_Aim:_ Reproduce the records below exactly as they appear.

_Extracted data:_
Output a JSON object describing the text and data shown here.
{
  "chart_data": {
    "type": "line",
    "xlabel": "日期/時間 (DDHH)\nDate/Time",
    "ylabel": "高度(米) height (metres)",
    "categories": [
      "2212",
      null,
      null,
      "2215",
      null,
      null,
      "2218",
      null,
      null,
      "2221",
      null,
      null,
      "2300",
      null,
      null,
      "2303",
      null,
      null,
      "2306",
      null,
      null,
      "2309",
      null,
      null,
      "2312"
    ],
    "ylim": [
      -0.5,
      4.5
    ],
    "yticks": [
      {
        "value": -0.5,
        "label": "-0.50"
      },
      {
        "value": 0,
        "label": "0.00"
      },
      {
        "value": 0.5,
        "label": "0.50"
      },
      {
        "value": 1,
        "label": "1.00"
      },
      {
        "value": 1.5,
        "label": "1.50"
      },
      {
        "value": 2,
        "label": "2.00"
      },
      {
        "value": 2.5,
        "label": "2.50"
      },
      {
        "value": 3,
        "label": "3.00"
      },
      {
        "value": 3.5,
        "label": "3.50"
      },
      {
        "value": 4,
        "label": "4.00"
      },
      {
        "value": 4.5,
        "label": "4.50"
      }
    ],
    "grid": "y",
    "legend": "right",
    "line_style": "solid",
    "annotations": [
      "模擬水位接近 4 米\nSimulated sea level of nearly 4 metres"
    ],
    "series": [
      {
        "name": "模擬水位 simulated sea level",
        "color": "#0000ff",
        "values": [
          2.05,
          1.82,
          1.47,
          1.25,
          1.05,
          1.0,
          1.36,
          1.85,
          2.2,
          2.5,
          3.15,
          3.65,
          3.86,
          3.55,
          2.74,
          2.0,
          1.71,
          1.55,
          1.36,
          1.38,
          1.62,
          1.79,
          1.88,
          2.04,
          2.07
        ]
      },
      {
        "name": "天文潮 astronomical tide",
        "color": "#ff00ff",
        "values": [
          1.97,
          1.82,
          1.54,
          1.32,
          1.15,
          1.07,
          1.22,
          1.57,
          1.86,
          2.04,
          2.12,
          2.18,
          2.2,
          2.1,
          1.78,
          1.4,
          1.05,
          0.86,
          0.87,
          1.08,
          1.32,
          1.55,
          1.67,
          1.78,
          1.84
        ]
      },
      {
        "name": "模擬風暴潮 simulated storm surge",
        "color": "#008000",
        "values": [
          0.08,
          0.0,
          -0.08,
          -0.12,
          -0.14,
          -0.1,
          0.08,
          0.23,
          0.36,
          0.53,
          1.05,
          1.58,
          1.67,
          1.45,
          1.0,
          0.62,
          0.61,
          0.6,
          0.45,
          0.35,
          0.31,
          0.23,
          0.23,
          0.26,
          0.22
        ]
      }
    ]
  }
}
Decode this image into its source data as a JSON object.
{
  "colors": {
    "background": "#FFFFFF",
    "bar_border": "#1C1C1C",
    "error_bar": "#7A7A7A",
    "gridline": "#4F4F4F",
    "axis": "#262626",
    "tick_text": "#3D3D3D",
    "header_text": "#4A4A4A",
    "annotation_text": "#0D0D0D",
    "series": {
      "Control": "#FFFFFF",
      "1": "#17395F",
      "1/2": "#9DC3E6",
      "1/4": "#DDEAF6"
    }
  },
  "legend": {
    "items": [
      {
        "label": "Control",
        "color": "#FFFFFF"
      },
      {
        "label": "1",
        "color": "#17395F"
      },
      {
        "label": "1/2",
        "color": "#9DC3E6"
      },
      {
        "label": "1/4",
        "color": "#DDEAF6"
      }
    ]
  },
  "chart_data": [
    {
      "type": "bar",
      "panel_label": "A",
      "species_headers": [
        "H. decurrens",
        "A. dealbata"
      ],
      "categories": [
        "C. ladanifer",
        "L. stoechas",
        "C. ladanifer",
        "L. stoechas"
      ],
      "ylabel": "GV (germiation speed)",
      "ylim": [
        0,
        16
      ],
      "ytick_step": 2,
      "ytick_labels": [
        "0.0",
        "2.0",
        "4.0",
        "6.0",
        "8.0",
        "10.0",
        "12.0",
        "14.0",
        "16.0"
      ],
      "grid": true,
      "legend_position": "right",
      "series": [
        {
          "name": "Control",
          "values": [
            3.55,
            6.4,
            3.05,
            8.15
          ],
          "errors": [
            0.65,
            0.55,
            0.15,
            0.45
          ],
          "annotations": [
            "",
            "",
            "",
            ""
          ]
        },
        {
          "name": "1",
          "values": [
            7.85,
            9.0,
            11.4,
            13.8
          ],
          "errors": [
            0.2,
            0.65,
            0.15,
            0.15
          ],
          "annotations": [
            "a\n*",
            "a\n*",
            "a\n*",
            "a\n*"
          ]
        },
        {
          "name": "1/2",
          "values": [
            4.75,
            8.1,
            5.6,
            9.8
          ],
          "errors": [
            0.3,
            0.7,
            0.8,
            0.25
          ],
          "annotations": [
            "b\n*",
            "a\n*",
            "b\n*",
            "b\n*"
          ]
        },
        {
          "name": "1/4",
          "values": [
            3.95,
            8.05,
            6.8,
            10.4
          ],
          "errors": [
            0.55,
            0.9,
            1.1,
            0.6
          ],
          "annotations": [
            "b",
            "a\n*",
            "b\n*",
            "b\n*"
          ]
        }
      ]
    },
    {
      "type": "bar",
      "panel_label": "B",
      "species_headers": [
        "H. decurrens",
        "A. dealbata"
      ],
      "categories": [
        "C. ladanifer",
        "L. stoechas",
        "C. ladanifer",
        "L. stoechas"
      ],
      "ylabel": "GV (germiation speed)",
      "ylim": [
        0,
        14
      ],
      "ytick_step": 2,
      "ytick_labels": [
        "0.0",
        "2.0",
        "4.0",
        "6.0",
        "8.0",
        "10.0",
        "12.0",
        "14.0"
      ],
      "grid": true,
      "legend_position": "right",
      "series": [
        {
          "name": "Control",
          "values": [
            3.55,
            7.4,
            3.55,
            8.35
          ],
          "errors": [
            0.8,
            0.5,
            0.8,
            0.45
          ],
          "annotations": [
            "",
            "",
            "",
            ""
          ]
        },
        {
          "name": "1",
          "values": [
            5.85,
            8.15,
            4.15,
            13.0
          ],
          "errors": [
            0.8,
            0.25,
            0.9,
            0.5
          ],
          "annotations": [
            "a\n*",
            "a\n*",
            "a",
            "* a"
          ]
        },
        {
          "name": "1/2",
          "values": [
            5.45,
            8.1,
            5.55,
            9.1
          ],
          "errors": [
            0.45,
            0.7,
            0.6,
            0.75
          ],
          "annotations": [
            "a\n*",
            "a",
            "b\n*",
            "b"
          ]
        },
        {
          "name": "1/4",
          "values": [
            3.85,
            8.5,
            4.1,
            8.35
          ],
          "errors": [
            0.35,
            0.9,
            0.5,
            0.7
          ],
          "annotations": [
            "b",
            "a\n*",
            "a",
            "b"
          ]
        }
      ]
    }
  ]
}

_Answer to this task:_
Output a JSON object describing the text and data shown here.
{
  "chart_data": {
    "type": "line",
    "xlabel": "日期/時間 (DDHH)\nDate/Time",
    "ylabel": "高度(米) height (metres)",
    "categories": [
      "2212",
      null,
      null,
      "2215",
      null,
      null,
      "2218",
      null,
      null,
      "2221",
      null,
      null,
      "2300",
      null,
      null,
      "2303",
      null,
      null,
      "2306",
      null,
      null,
      "2309",
      null,
      null,
      "2312"
    ],
    "ylim": [
      -0.5,
      4.5
    ],
    "yticks": [
      {
        "value": -0.5,
        "label": "-0.50"
      },
      {
        "value": 0,
        "label": "0.00"
      },
      {
        "value": 0.5,
        "label": "0.50"
      },
      {
        "value": 1,
        "label": "1.00"
      },
      {
        "value": 1.5,
        "label": "1.50"
      },
      {
        "value": 2,
        "label": "2.00"
      },
      {
        "value": 2.5,
        "label": "2.50"
      },
      {
        "value": 3,
        "label": "3.00"
      },
      {
        "value": 3.5,
        "label": "3.50"
      },
      {
        "value": 4,
        "label": "4.00"
      },
      {
        "value": 4.5,
        "label": "4.50"
      }
    ],
    "grid": "y",
    "legend": "right",
    "line_style": "solid",
    "annotations": [
      "模擬水位接近 4 米\nSimulated sea level of nearly 4 metres"
    ],
    "series": [
      {
        "name": "模擬水位 simulated sea level",
        "color": "#0000ff",
        "values": [
          2.05,
          1.82,
          1.47,
          1.25,
          1.05,
          1.0,
          1.36,
          1.85,
          2.2,
          2.5,
          3.15,
          3.65,
          3.86,
          3.55,
          2.74,
          2.0,
          1.71,
          1.55,
          1.36,
          1.38,
          1.62,
          1.79,
          1.88,
          2.04,
          2.07
        ]
      },
      {
        "name": "天文潮 astronomical tide",
        "color": "#ff00ff",
        "values": [
          1.97,
          1.82,
          1.54,
          1.32,
          1.15,
          1.07,
          1.22,
          1.57,
          1.86,
          2.04,
          2.12,
          2.18,
          2.2,
          2.1,
          1.78,
          1.4,
          1.05,
          0.86,
          0.87,
          1.08,
          1.32,
          1.55,
          1.67,
          1.78,
          1.84
        ]
      },
      {
        "name": "模擬風暴潮 simulated storm surge",
        "color": "#008000",
        "values": [
          0.08,
          0.0,
          -0.08,
          -0.12,
          -0.14,
          -0.1,
          0.08,
          0.23,
          0.36,
          0.53,
          1.05,
          1.58,
          1.67,
          1.45,
          1.0,
          0.62,
          0.61,
          0.6,
          0.45,
          0.35,
          0.31,
          0.23,
          0.23,
          0.26,
          0.22
        ]
      }
    ]
  }
}
Decode this image into its source data as a JSON object.
{
  "colors": {
    "background": "#FFFFFF",
    "bar_border": "#1C1C1C",
    "error_bar": "#7A7A7A",
    "gridline": "#4F4F4F",
    "axis": "#262626",
    "tick_text": "#3D3D3D",
    "header_text": "#4A4A4A",
    "annotation_text": "#0D0D0D",
    "series": {
      "Control": "#FFFFFF",
      "1": "#17395F",
      "1/2": "#9DC3E6",
      "1/4": "#DDEAF6"
    }
  },
  "legend": {
    "items": [
      {
        "label": "Control",
        "color": "#FFFFFF"
      },
      {
        "label": "1",
        "color": "#17395F"
      },
      {
        "label": "1/2",
        "color": "#9DC3E6"
      },
      {
        "label": "1/4",
        "color": "#DDEAF6"
      }
    ]
  },
  "chart_data": [
    {
      "type": "bar",
      "panel_label": "A",
      "species_headers": [
        "H. decurrens",
        "A. dealbata"
      ],
      "categories": [
        "C. ladanifer",
        "L. stoechas",
        "C. ladanifer",
        "L. stoechas"
      ],
      "ylabel": "GV (germiation speed)",
      "ylim": [
        0,
        16
      ],
      "ytick_step": 2,
      "ytick_labels": [
        "0.0",
        "2.0",
        "4.0",
        "6.0",
        "8.0",
        "10.0",
        "12.0",
        "14.0",
        "16.0"
      ],
      "grid": true,
      "legend_position": "right",
      "series": [
        {
          "name": "Control",
          "values": [
            3.55,
            6.4,
            3.05,
            8.15
          ],
          "errors": [
            0.65,
            0.55,
            0.15,
            0.45
          ],
          "annotations": [
            "",
            "",
            "",
            ""
          ]
        },
        {
          "name": "1",
          "values": [
            7.85,
            9.0,
            11.4,
            13.8
          ],
          "errors": [
            0.2,
            0.65,
            0.15,
            0.15
          ],
          "annotations": [
            "a\n*",
            "a\n*",
            "a\n*",
            "a\n*"
          ]
        },
        {
          "name": "1/2",
          "values": [
            4.75,
            8.1,
            5.6,
            9.8
          ],
          "errors": [
            0.3,
            0.7,
            0.8,
            0.25
          ],
          "annotations": [
            "b\n*",
            "a\n*",
            "b\n*",
            "b\n*"
          ]
        },
        {
          "name": "1/4",
          "values": [
            3.95,
            8.05,
            6.8,
            10.4
          ],
          "errors": [
            0.55,
            0.9,
            1.1,
            0.6
          ],
          "annotations": [
            "b",
            "a\n*",
            "b\n*",
            "b\n*"
          ]
        }
      ]
    },
    {
      "type": "bar",
      "panel_label": "B",
      "species_headers": [
        "H. decurrens",
        "A. dealbata"
      ],
      "categories": [
        "C. ladanifer",
        "L. stoechas",
        "C. ladanifer",
        "L. stoechas"
      ],
      "ylabel": "GV (germiation speed)",
      "ylim": [
        0,
        14
      ],
      "ytick_step": 2,
      "ytick_labels": [
        "0.0",
        "2.0",
        "4.0",
        "6.0",
        "8.0",
        "10.0",
        "12.0",
        "14.0"
      ],
      "grid": true,
      "legend_position": "right",
      "series": [
        {
          "name": "Control",
          "values": [
            3.55,
            7.4,
            3.55,
            8.35
          ],
          "errors": [
            0.8,
            0.5,
            0.8,
            0.45
          ],
          "annotations": [
            "",
            "",
            "",
            ""
          ]
        },
        {
          "name": "1",
          "values": [
            5.85,
            8.15,
            4.15,
            13.0
          ],
          "errors": [
            0.8,
            0.25,
            0.9,
            0.5
          ],
          "annotations": [
            "a\n*",
            "a\n*",
            "a",
            "* a"
          ]
        },
        {
          "name": "1/2",
          "values": [
            5.45,
            8.1,
            5.55,
            9.1
          ],
          "errors": [
            0.45,
            0.7,
            0.6,
            0.75
          ],
          "annotations": [
            "a\n*",
            "a",
            "b\n*",
            "b"
          ]
        },
        {
          "name": "1/4",
          "values": [
            3.85,
            8.5,
            4.1,
            8.35
          ],
          "errors": [
            0.35,
            0.9,
            0.5,
            0.7
          ],
          "annotations": [
            "b",
            "a\n*",
            "a",
            "b"
          ]
        }
      ]
    }
  ]
}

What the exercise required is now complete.